[start DATA ROWS]
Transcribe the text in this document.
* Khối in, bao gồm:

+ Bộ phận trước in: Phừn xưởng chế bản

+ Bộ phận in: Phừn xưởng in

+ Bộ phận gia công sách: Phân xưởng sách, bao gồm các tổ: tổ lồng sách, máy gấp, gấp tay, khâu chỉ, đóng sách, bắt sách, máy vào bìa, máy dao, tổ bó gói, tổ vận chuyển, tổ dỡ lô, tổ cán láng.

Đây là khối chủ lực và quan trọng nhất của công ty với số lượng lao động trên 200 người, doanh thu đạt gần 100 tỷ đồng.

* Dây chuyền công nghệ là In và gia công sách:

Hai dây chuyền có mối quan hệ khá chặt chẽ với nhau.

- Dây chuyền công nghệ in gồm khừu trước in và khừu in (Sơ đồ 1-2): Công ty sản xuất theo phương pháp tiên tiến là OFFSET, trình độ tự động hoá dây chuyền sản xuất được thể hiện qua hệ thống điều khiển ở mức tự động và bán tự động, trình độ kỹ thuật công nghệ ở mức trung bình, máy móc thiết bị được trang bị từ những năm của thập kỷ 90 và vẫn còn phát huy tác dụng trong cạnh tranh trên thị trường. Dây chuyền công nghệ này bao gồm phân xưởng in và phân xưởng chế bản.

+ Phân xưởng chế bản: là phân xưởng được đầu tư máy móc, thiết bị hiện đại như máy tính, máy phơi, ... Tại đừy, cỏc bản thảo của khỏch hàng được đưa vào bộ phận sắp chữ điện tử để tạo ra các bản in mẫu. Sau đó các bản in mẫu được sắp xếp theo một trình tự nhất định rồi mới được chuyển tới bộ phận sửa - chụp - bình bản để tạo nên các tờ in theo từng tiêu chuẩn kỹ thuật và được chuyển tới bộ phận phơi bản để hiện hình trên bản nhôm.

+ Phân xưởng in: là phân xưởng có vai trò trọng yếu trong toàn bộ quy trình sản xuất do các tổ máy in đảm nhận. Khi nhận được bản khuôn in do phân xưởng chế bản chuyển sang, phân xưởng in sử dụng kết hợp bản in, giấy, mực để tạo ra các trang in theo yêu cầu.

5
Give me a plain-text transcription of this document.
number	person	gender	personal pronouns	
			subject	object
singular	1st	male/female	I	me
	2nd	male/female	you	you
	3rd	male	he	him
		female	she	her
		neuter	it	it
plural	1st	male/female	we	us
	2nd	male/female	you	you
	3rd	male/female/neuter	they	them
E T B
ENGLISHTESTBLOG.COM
[end DATA ROWS]
Each record above should be repeated exactly as it appears.

ANSWER TO THE EXERCISE:
Transcribe the text in this document.
* Khối in, bao gồm:

+ Bộ phận trước in: Phừn xưởng chế bản

+ Bộ phận in: Phừn xưởng in

+ Bộ phận gia công sách: Phân xưởng sách, bao gồm các tổ: tổ lồng sách, máy gấp, gấp tay, khâu chỉ, đóng sách, bắt sách, máy vào bìa, máy dao, tổ bó gói, tổ vận chuyển, tổ dỡ lô, tổ cán láng.

Đây là khối chủ lực và quan trọng nhất của công ty với số lượng lao động trên 200 người, doanh thu đạt gần 100 tỷ đồng.

* Dây chuyền công nghệ là In và gia công sách:

Hai dây chuyền có mối quan hệ khá chặt chẽ với nhau.

- Dây chuyền công nghệ in gồm khừu trước in và khừu in (Sơ đồ 1-2): Công ty sản xuất theo phương pháp tiên tiến là OFFSET, trình độ tự động hoá dây chuyền sản xuất được thể hiện qua hệ thống điều khiển ở mức tự động và bán tự động, trình độ kỹ thuật công nghệ ở mức trung bình, máy móc thiết bị được trang bị từ những năm của thập kỷ 90 và vẫn còn phát huy tác dụng trong cạnh tranh trên thị trường. Dây chuyền công nghệ này bao gồm phân xưởng in và phân xưởng chế bản.

+ Phân xưởng chế bản: là phân xưởng được đầu tư máy móc, thiết bị hiện đại như máy tính, máy phơi, ... Tại đừy, cỏc bản thảo của khỏch hàng được đưa vào bộ phận sắp chữ điện tử để tạo ra các bản in mẫu. Sau đó các bản in mẫu được sắp xếp theo một trình tự nhất định rồi mới được chuyển tới bộ phận sửa - chụp - bình bản để tạo nên các tờ in theo từng tiêu chuẩn kỹ thuật và được chuyển tới bộ phận phơi bản để hiện hình trên bản nhôm.

+ Phân xưởng in: là phân xưởng có vai trò trọng yếu trong toàn bộ quy trình sản xuất do các tổ máy in đảm nhận. Khi nhận được bản khuôn in do phân xưởng chế bản chuyển sang, phân xưởng in sử dụng kết hợp bản in, giấy, mực để tạo ra các trang in theo yêu cầu.

5
Give me a plain-text transcription of this document.
number	person	gender	personal pronouns	
			subject	object
singular	1st	male/female	I	me
	2nd	male/female	you	you
	3rd	male	he	him
		female	she	her
		neuter	it	it
plural	1st	male/female	we	us
	2nd	male/female	you	you
	3rd	male/female/neuter	they	them
E T B
ENGLISHTESTBLOG.COM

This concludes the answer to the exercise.